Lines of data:
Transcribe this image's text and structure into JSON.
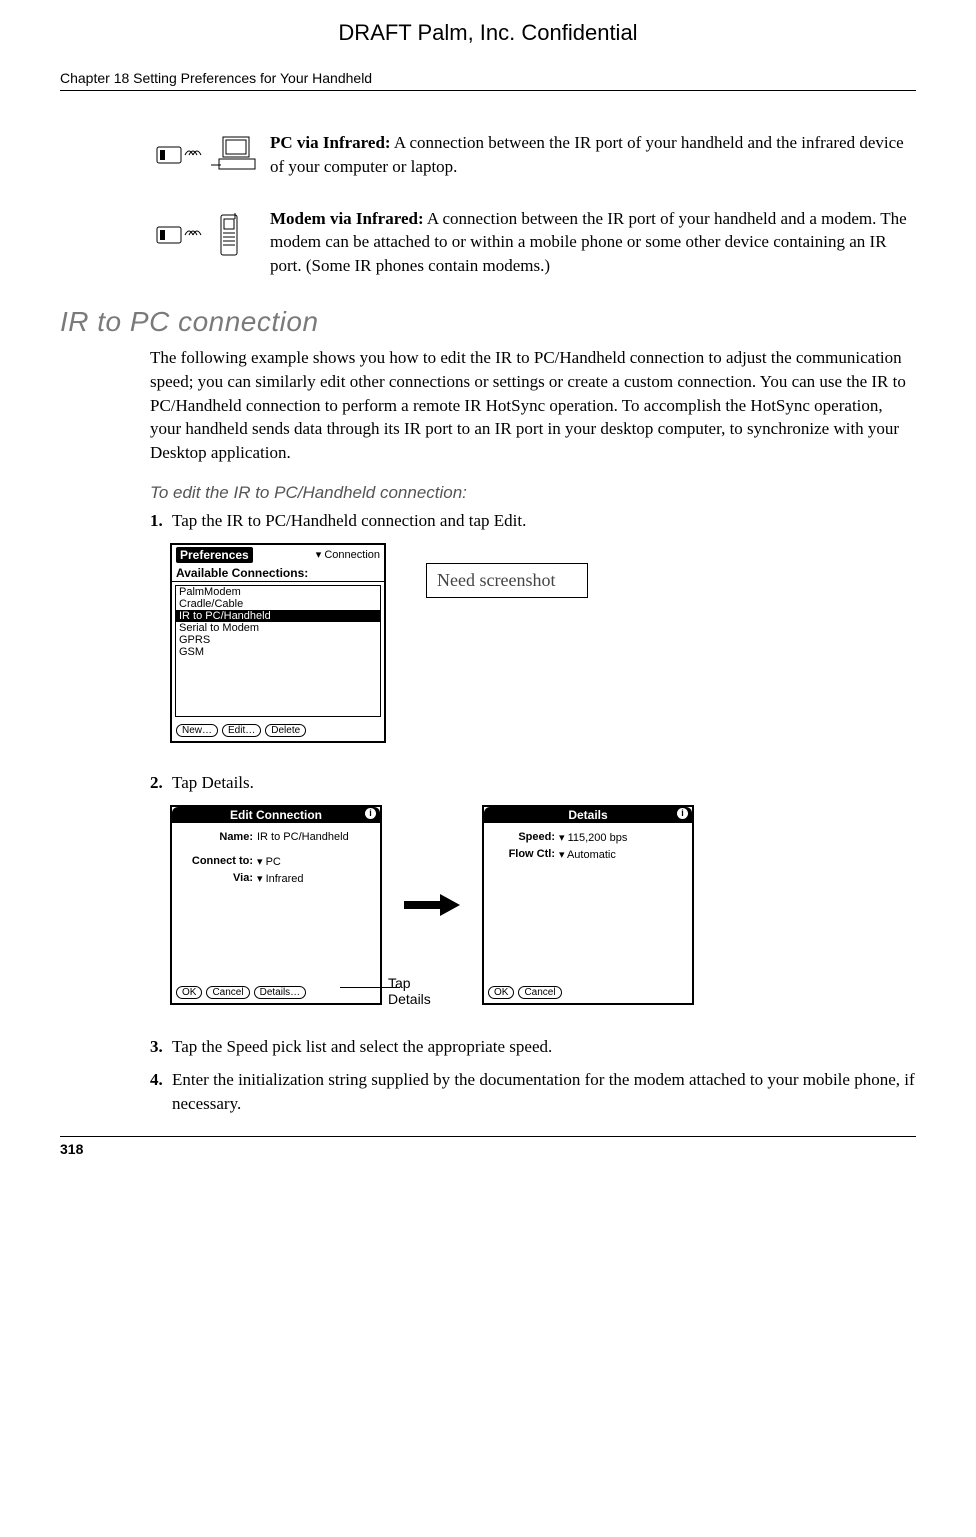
{
  "draft_header": "DRAFT   Palm, Inc. Confidential",
  "chapter_line": "Chapter 18   Setting Preferences for Your Handheld",
  "def1": {
    "label": "PC via Infrared:",
    "text": " A connection between the IR port of your handheld and the infrared device of your computer or laptop."
  },
  "def2": {
    "label": "Modem via Infrared:",
    "text": " A connection between the IR port of your handheld and a modem. The modem can be attached to or within a mobile phone or some other device containing an IR port. (Some IR phones contain modems.)"
  },
  "section_heading": "IR to PC connection",
  "body_para": "The following example shows you how to edit the IR to PC/Handheld connection to adjust the communication speed; you can similarly edit other connections or settings or create a custom connection. You can use the IR to PC/Handheld connection to perform a remote IR HotSync operation. To accomplish the HotSync operation, your handheld sends data through its IR port to an IR port in your desktop computer, to synchronize with your Desktop application.",
  "sub_heading": "To edit the IR to PC/Handheld connection:",
  "steps": {
    "s1": {
      "num": "1.",
      "text": "Tap the IR to PC/Handheld connection and tap Edit."
    },
    "s2": {
      "num": "2.",
      "text": "Tap Details."
    },
    "s3": {
      "num": "3.",
      "text": "Tap the Speed pick list and select the appropriate speed."
    },
    "s4": {
      "num": "4.",
      "text": "Enter the initialization string supplied by the documentation for the modem attached to your mobile phone, if necessary."
    }
  },
  "prefs_shot": {
    "title": "Preferences",
    "dropdown": "▾ Connection",
    "subtitle": "Available Connections:",
    "items": [
      "PalmModem",
      "Cradle/Cable",
      "IR to PC/Handheld",
      "Serial to Modem",
      "GPRS",
      "GSM"
    ],
    "selected_index": 2,
    "buttons": [
      "New…",
      "Edit…",
      "Delete"
    ]
  },
  "need_box": "Need screenshot",
  "edit_shot": {
    "title": "Edit Connection",
    "rows": [
      {
        "label": "Name:",
        "value": "IR to PC/Handheld"
      },
      {
        "label": "Connect to:",
        "value": "▾ PC"
      },
      {
        "label": "Via:",
        "value": "▾ Infrared"
      }
    ],
    "buttons": [
      "OK",
      "Cancel",
      "Details…"
    ]
  },
  "details_shot": {
    "title": "Details",
    "rows": [
      {
        "label": "Speed:",
        "value": "▾ 115,200 bps"
      },
      {
        "label": "Flow Ctl:",
        "value": "▾ Automatic"
      }
    ],
    "buttons": [
      "OK",
      "Cancel"
    ]
  },
  "tap_callout": "Tap\nDetails",
  "page_number": "318"
}
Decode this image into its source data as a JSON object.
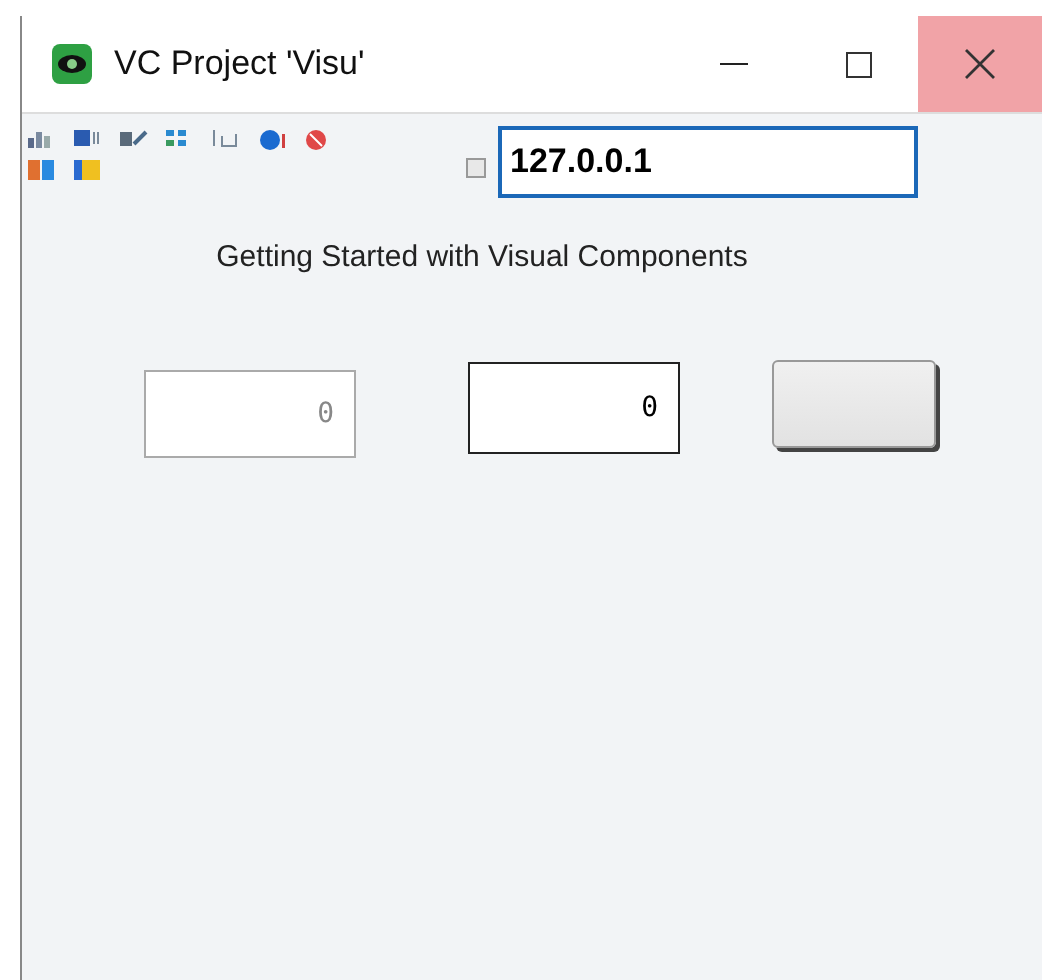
{
  "window": {
    "title": "VC Project 'Visu'"
  },
  "toolbar": {
    "checkbox": {
      "checked": false
    },
    "address": {
      "value": "127.0.0.1"
    }
  },
  "heading": "Getting Started with Visual Components",
  "fields": [
    {
      "value": "0",
      "disabled": true
    },
    {
      "value": "0",
      "disabled": false
    }
  ]
}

### SET EXERCISE
Quote the material word for word, dropping any images it holds.

### SOLUTION FOR THIS TASK
Transcribe this image's text and structure into JSON.
{
  "draft_header": "DRAFT   Palm, Inc. Confidential",
  "chapter_line": "Chapter 18   Setting Preferences for Your Handheld",
  "def1": {
    "label": "PC via Infrared:",
    "text": " A connection between the IR port of your handheld and the infrared device of your computer or laptop."
  },
  "def2": {
    "label": "Modem via Infrared:",
    "text": " A connection between the IR port of your handheld and a modem. The modem can be attached to or within a mobile phone or some other device containing an IR port. (Some IR phones contain modems.)"
  },
  "section_heading": "IR to PC connection",
  "body_para": "The following example shows you how to edit the IR to PC/Handheld connection to adjust the communication speed; you can similarly edit other connections or settings or create a custom connection. You can use the IR to PC/Handheld connection to perform a remote IR HotSync operation. To accomplish the HotSync operation, your handheld sends data through its IR port to an IR port in your desktop computer, to synchronize with your Desktop application.",
  "sub_heading": "To edit the IR to PC/Handheld connection:",
  "steps": {
    "s1": {
      "num": "1.",
      "text": "Tap the IR to PC/Handheld connection and tap Edit."
    },
    "s2": {
      "num": "2.",
      "text": "Tap Details."
    },
    "s3": {
      "num": "3.",
      "text": "Tap the Speed pick list and select the appropriate speed."
    },
    "s4": {
      "num": "4.",
      "text": "Enter the initialization string supplied by the documentation for the modem attached to your mobile phone, if necessary."
    }
  },
  "prefs_shot": {
    "title": "Preferences",
    "dropdown": "▾ Connection",
    "subtitle": "Available Connections:",
    "items": [
      "PalmModem",
      "Cradle/Cable",
      "IR to PC/Handheld",
      "Serial to Modem",
      "GPRS",
      "GSM"
    ],
    "selected_index": 2,
    "buttons": [
      "New…",
      "Edit…",
      "Delete"
    ]
  },
  "need_box": "Need screenshot",
  "edit_shot": {
    "title": "Edit Connection",
    "rows": [
      {
        "label": "Name:",
        "value": "IR to PC/Handheld"
      },
      {
        "label": "Connect to:",
        "value": "▾ PC"
      },
      {
        "label": "Via:",
        "value": "▾ Infrared"
      }
    ],
    "buttons": [
      "OK",
      "Cancel",
      "Details…"
    ]
  },
  "details_shot": {
    "title": "Details",
    "rows": [
      {
        "label": "Speed:",
        "value": "▾ 115,200 bps"
      },
      {
        "label": "Flow Ctl:",
        "value": "▾ Automatic"
      }
    ],
    "buttons": [
      "OK",
      "Cancel"
    ]
  },
  "tap_callout": "Tap\nDetails",
  "page_number": "318"
}
Decode this image into its source data as a JSON object.
{
  "window": {
    "title": "VC Project 'Visu'"
  },
  "toolbar": {
    "checkbox": {
      "checked": false
    },
    "address": {
      "value": "127.0.0.1"
    }
  },
  "heading": "Getting Started with Visual Components",
  "fields": [
    {
      "value": "0",
      "disabled": true
    },
    {
      "value": "0",
      "disabled": false
    }
  ]
}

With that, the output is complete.